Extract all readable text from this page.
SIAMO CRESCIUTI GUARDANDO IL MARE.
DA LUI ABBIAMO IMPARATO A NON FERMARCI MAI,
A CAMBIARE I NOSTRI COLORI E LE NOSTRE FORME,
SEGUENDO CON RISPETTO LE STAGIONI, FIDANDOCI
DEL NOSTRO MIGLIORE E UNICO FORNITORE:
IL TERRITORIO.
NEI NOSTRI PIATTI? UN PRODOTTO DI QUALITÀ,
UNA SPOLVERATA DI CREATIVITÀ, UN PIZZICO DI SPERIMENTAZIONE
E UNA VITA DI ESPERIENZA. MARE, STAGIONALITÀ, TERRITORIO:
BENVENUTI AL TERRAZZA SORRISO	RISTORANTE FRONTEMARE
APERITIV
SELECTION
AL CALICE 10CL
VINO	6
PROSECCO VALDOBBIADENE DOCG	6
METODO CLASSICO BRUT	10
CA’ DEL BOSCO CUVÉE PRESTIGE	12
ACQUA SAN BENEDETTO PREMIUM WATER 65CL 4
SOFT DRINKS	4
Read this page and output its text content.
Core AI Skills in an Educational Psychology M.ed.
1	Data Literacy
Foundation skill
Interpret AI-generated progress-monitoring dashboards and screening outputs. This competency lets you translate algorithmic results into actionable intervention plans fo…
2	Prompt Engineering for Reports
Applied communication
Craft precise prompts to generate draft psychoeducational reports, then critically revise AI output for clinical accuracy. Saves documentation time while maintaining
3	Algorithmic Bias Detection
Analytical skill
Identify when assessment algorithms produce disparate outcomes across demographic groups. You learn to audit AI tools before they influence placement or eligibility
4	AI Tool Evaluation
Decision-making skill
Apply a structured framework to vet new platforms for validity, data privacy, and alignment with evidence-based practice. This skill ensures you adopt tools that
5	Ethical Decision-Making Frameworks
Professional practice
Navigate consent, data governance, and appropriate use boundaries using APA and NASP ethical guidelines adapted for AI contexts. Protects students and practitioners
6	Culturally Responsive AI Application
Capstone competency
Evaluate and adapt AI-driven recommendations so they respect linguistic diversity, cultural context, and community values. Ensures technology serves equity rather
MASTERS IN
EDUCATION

+===+

* GIVEN TASK *
Reproduce each entry above exactly, keeping every word.

* EXERCISE SOLUTION *
Extract all readable text from this page.
SIAMO CRESCIUTI GUARDANDO IL MARE.
DA LUI ABBIAMO IMPARATO A NON FERMARCI MAI,
A CAMBIARE I NOSTRI COLORI E LE NOSTRE FORME,
SEGUENDO CON RISPETTO LE STAGIONI, FIDANDOCI
DEL NOSTRO MIGLIORE E UNICO FORNITORE:
IL TERRITORIO.
NEI NOSTRI PIATTI? UN PRODOTTO DI QUALITÀ,
UNA SPOLVERATA DI CREATIVITÀ, UN PIZZICO DI SPERIMENTAZIONE
E UNA VITA DI ESPERIENZA. MARE, STAGIONALITÀ, TERRITORIO:
BENVENUTI AL TERRAZZA SORRISO	RISTORANTE FRONTEMARE
APERITIV
SELECTION
AL CALICE 10CL
VINO	6
PROSECCO VALDOBBIADENE DOCG	6
METODO CLASSICO BRUT	10
CA’ DEL BOSCO CUVÉE PRESTIGE	12
ACQUA SAN BENEDETTO PREMIUM WATER 65CL 4
SOFT DRINKS	4
Read this page and output its text content.
Core AI Skills in an Educational Psychology M.ed.
1	Data Literacy
Foundation skill
Interpret AI-generated progress-monitoring dashboards and screening outputs. This competency lets you translate algorithmic results into actionable intervention plans fo…
2	Prompt Engineering for Reports
Applied communication
Craft precise prompts to generate draft psychoeducational reports, then critically revise AI output for clinical accuracy. Saves documentation time while maintaining
3	Algorithmic Bias Detection
Analytical skill
Identify when assessment algorithms produce disparate outcomes across demographic groups. You learn to audit AI tools before they influence placement or eligibility
4	AI Tool Evaluation
Decision-making skill
Apply a structured framework to vet new platforms for validity, data privacy, and alignment with evidence-based practice. This skill ensures you adopt tools that
5	Ethical Decision-Making Frameworks
Professional practice
Navigate consent, data governance, and appropriate use boundaries using APA and NASP ethical guidelines adapted for AI contexts. Protects students and practitioners
6	Culturally Responsive AI Application
Capstone competency
Evaluate and adapt AI-driven recommendations so they respect linguistic diversity, cultural context, and community values. Ensures technology serves equity rather
MASTERS IN
EDUCATION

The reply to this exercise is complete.